** Begin Input material **

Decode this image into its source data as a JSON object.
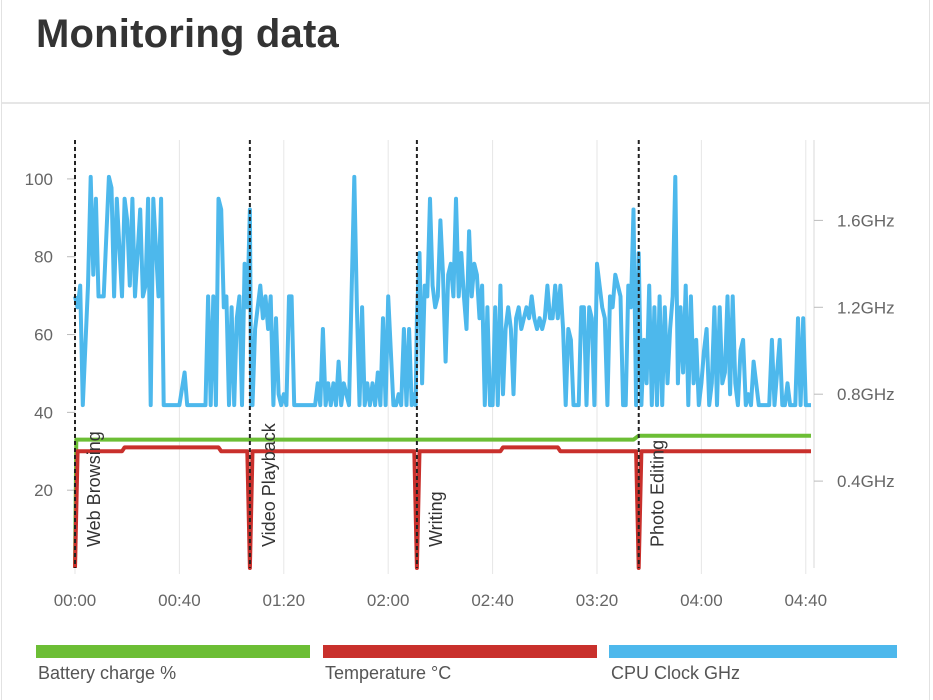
{
  "header": {
    "title": "Monitoring data"
  },
  "chart_data": {
    "type": "line",
    "x_ticks": [
      "00:00",
      "00:40",
      "01:20",
      "02:00",
      "02:40",
      "03:20",
      "04:00",
      "04:40"
    ],
    "x_range_minutes": [
      0,
      282
    ],
    "y_left": {
      "ticks": [
        "20",
        "40",
        "60",
        "80",
        "100"
      ],
      "range": [
        0,
        110
      ]
    },
    "y_right": {
      "ticks": [
        "0.4GHz",
        "0.8GHz",
        "1.2GHz",
        "1.6GHz"
      ],
      "range_ghz": [
        0,
        1.97
      ]
    },
    "grid": "vertical",
    "legend_placement": "bottom",
    "phases": [
      {
        "label": "Web Browsing",
        "x": 0
      },
      {
        "label": "Video Playback",
        "x": 67
      },
      {
        "label": "Writing",
        "x": 131
      },
      {
        "label": "Photo Editing",
        "x": 216
      }
    ],
    "series": [
      {
        "name": "Battery charge %",
        "color": "#6cbe35",
        "axis": "left",
        "points": [
          [
            0,
            0
          ],
          [
            0.5,
            33
          ],
          [
            214,
            33
          ],
          [
            216,
            34
          ],
          [
            282,
            34
          ]
        ]
      },
      {
        "name": "Temperature °C",
        "color": "#c9302c",
        "axis": "left",
        "points": [
          [
            0,
            0
          ],
          [
            1,
            30
          ],
          [
            7,
            30
          ],
          [
            18,
            30
          ],
          [
            19,
            31
          ],
          [
            55,
            31
          ],
          [
            56,
            30
          ],
          [
            66,
            30
          ],
          [
            67,
            0
          ],
          [
            68,
            30
          ],
          [
            130,
            30
          ],
          [
            131,
            0
          ],
          [
            132,
            30
          ],
          [
            163,
            30
          ],
          [
            164,
            31
          ],
          [
            185,
            31
          ],
          [
            186,
            30
          ],
          [
            215,
            30
          ],
          [
            216,
            0
          ],
          [
            217,
            30
          ],
          [
            282,
            30
          ]
        ]
      },
      {
        "name": "CPU Clock GHz",
        "color": "#4db8ec",
        "axis": "right",
        "points": [
          [
            0,
            1.25
          ],
          [
            1,
            1.2
          ],
          [
            2,
            1.3
          ],
          [
            3,
            0.75
          ],
          [
            5,
            1.3
          ],
          [
            6,
            1.8
          ],
          [
            7,
            1.35
          ],
          [
            8,
            1.7
          ],
          [
            9,
            1.25
          ],
          [
            11,
            1.25
          ],
          [
            13,
            1.8
          ],
          [
            14,
            1.75
          ],
          [
            15,
            1.25
          ],
          [
            16,
            1.7
          ],
          [
            18,
            1.25
          ],
          [
            19,
            1.7
          ],
          [
            20,
            1.6
          ],
          [
            21,
            1.3
          ],
          [
            22,
            1.7
          ],
          [
            23,
            1.25
          ],
          [
            25,
            1.65
          ],
          [
            26,
            1.25
          ],
          [
            27,
            1.3
          ],
          [
            28,
            1.7
          ],
          [
            29,
            0.75
          ],
          [
            30,
            1.7
          ],
          [
            32,
            1.25
          ],
          [
            33,
            1.7
          ],
          [
            34,
            0.75
          ],
          [
            37,
            0.75
          ],
          [
            39,
            0.75
          ],
          [
            40,
            0.75
          ],
          [
            42,
            0.9
          ],
          [
            43,
            0.75
          ],
          [
            46,
            0.75
          ],
          [
            50,
            0.75
          ],
          [
            51,
            1.25
          ],
          [
            52,
            0.75
          ],
          [
            53,
            1.25
          ],
          [
            54,
            0.75
          ],
          [
            55,
            1.7
          ],
          [
            56,
            1.65
          ],
          [
            57,
            1.2
          ],
          [
            58,
            1.25
          ],
          [
            59,
            0.75
          ],
          [
            60,
            1.2
          ],
          [
            61,
            0.75
          ],
          [
            62,
            1.15
          ],
          [
            63,
            1.25
          ],
          [
            64,
            0.75
          ],
          [
            65,
            1.4
          ],
          [
            66,
            1.2
          ],
          [
            67,
            1.65
          ],
          [
            67.5,
            0.75
          ],
          [
            68,
            0.75
          ],
          [
            69,
            1.1
          ],
          [
            70,
            1.2
          ],
          [
            71,
            1.3
          ],
          [
            72,
            1.15
          ],
          [
            73,
            1.25
          ],
          [
            74,
            1.1
          ],
          [
            75,
            1.25
          ],
          [
            76,
            0.75
          ],
          [
            77,
            1.15
          ],
          [
            78,
            0.8
          ],
          [
            79,
            0.75
          ],
          [
            80,
            0.8
          ],
          [
            81,
            0.75
          ],
          [
            82,
            1.25
          ],
          [
            83,
            1.25
          ],
          [
            84,
            0.75
          ],
          [
            86,
            0.75
          ],
          [
            88,
            0.75
          ],
          [
            90,
            0.75
          ],
          [
            92,
            0.75
          ],
          [
            93,
            0.85
          ],
          [
            94,
            0.75
          ],
          [
            95,
            1.1
          ],
          [
            96,
            0.75
          ],
          [
            97,
            0.85
          ],
          [
            98,
            0.75
          ],
          [
            99,
            0.85
          ],
          [
            100,
            0.75
          ],
          [
            101,
            0.95
          ],
          [
            102,
            0.75
          ],
          [
            103,
            0.85
          ],
          [
            105,
            0.75
          ],
          [
            107,
            1.8
          ],
          [
            108,
            1.2
          ],
          [
            109,
            0.75
          ],
          [
            110,
            1.2
          ],
          [
            111,
            0.75
          ],
          [
            112,
            0.85
          ],
          [
            113,
            0.75
          ],
          [
            114,
            0.85
          ],
          [
            115,
            0.75
          ],
          [
            116,
            0.9
          ],
          [
            117,
            0.75
          ],
          [
            118,
            1.15
          ],
          [
            119,
            0.75
          ],
          [
            120,
            1.25
          ],
          [
            121,
            1.0
          ],
          [
            122,
            0.75
          ],
          [
            123,
            0.75
          ],
          [
            124,
            0.8
          ],
          [
            125,
            0.75
          ],
          [
            126,
            1.1
          ],
          [
            127,
            0.75
          ],
          [
            128,
            1.1
          ],
          [
            129,
            0.75
          ],
          [
            130,
            0.8
          ],
          [
            130.5,
            0.75
          ],
          [
            131,
            1.15
          ],
          [
            132,
            1.45
          ],
          [
            133,
            0.85
          ],
          [
            134,
            1.3
          ],
          [
            135,
            1.25
          ],
          [
            136,
            1.7
          ],
          [
            137,
            1.3
          ],
          [
            138,
            1.2
          ],
          [
            139,
            1.25
          ],
          [
            140,
            1.6
          ],
          [
            141,
            1.35
          ],
          [
            142,
            0.95
          ],
          [
            143,
            1.35
          ],
          [
            144,
            1.4
          ],
          [
            145,
            1.25
          ],
          [
            146,
            1.7
          ],
          [
            147,
            1.25
          ],
          [
            148,
            1.45
          ],
          [
            149,
            1.25
          ],
          [
            150,
            1.1
          ],
          [
            151,
            1.55
          ],
          [
            152,
            1.25
          ],
          [
            153,
            1.4
          ],
          [
            154,
            1.35
          ],
          [
            155,
            1.15
          ],
          [
            156,
            1.3
          ],
          [
            157,
            0.75
          ],
          [
            158,
            1.2
          ],
          [
            159,
            0.75
          ],
          [
            160,
            0.75
          ],
          [
            161,
            1.2
          ],
          [
            162,
            0.75
          ],
          [
            163,
            1.3
          ],
          [
            164,
            0.8
          ],
          [
            165,
            1.1
          ],
          [
            166,
            1.2
          ],
          [
            167,
            1.1
          ],
          [
            168,
            0.8
          ],
          [
            169,
            1.15
          ],
          [
            170,
            1.2
          ],
          [
            171,
            1.1
          ],
          [
            172,
            1.15
          ],
          [
            173,
            1.2
          ],
          [
            174,
            1.15
          ],
          [
            175,
            1.25
          ],
          [
            176,
            1.15
          ],
          [
            177,
            1.1
          ],
          [
            178,
            1.15
          ],
          [
            179,
            1.1
          ],
          [
            180,
            1.15
          ],
          [
            181,
            1.3
          ],
          [
            182,
            1.15
          ],
          [
            183,
            1.15
          ],
          [
            184,
            1.3
          ],
          [
            185,
            1.15
          ],
          [
            186,
            1.3
          ],
          [
            187,
            1.1
          ],
          [
            188,
            0.75
          ],
          [
            189,
            1.1
          ],
          [
            190,
            1.05
          ],
          [
            191,
            0.75
          ],
          [
            192,
            0.75
          ],
          [
            193,
            0.75
          ],
          [
            194,
            1.2
          ],
          [
            195,
            1.2
          ],
          [
            196,
            0.75
          ],
          [
            197,
            1.2
          ],
          [
            198,
            1.15
          ],
          [
            199,
            0.75
          ],
          [
            200,
            1.4
          ],
          [
            201,
            1.3
          ],
          [
            202,
            1.2
          ],
          [
            203,
            1.15
          ],
          [
            204,
            0.75
          ],
          [
            205,
            1.25
          ],
          [
            206,
            1.2
          ],
          [
            207,
            1.35
          ],
          [
            208,
            1.3
          ],
          [
            209,
            1.25
          ],
          [
            210,
            0.75
          ],
          [
            211,
            0.75
          ],
          [
            212,
            1.3
          ],
          [
            213,
            1.2
          ],
          [
            214,
            1.65
          ],
          [
            215,
            0.75
          ],
          [
            216,
            1.45
          ],
          [
            217,
            0.75
          ],
          [
            218,
            1.05
          ],
          [
            219,
            0.85
          ],
          [
            220,
            1.3
          ],
          [
            221,
            0.75
          ],
          [
            222,
            1.2
          ],
          [
            223,
            0.75
          ],
          [
            224,
            1.25
          ],
          [
            225,
            0.75
          ],
          [
            226,
            1.2
          ],
          [
            227,
            0.85
          ],
          [
            228,
            1.1
          ],
          [
            229,
            1.25
          ],
          [
            230,
            1.8
          ],
          [
            231,
            0.85
          ],
          [
            232,
            1.2
          ],
          [
            233,
            0.9
          ],
          [
            234,
            1.3
          ],
          [
            235,
            0.75
          ],
          [
            236,
            1.25
          ],
          [
            237,
            0.85
          ],
          [
            238,
            1.05
          ],
          [
            239,
            0.75
          ],
          [
            240,
            0.85
          ],
          [
            241,
            1.0
          ],
          [
            242,
            1.1
          ],
          [
            243,
            0.75
          ],
          [
            244,
            0.85
          ],
          [
            245,
            1.2
          ],
          [
            246,
            0.75
          ],
          [
            247,
            1.2
          ],
          [
            248,
            0.85
          ],
          [
            249,
            0.9
          ],
          [
            250,
            1.25
          ],
          [
            251,
            0.8
          ],
          [
            252,
            1.25
          ],
          [
            253,
            0.85
          ],
          [
            254,
            0.75
          ],
          [
            255,
            1.0
          ],
          [
            256,
            1.05
          ],
          [
            257,
            0.75
          ],
          [
            258,
            0.8
          ],
          [
            259,
            0.75
          ],
          [
            260,
            0.95
          ],
          [
            261,
            0.85
          ],
          [
            262,
            0.75
          ],
          [
            264,
            0.75
          ],
          [
            266,
            0.75
          ],
          [
            267,
            1.05
          ],
          [
            268,
            0.75
          ],
          [
            270,
            1.05
          ],
          [
            271,
            0.75
          ],
          [
            272,
            0.75
          ],
          [
            273,
            0.85
          ],
          [
            274,
            0.75
          ],
          [
            276,
            0.75
          ],
          [
            277,
            1.15
          ],
          [
            278,
            0.75
          ],
          [
            279,
            1.15
          ],
          [
            280,
            0.75
          ],
          [
            282,
            0.75
          ]
        ]
      }
    ]
  },
  "legend": [
    {
      "label": "Battery charge %",
      "color": "#6cbe35"
    },
    {
      "label": "Temperature °C",
      "color": "#c9302c"
    },
    {
      "label": "CPU Clock GHz",
      "color": "#4db8ec"
    }
  ]
}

** End Input material **

**Given exercise**
Select every line where the word "Battery" occurs.

**Task solution**
        "name": "Battery charge %",
      "label": "Battery charge %",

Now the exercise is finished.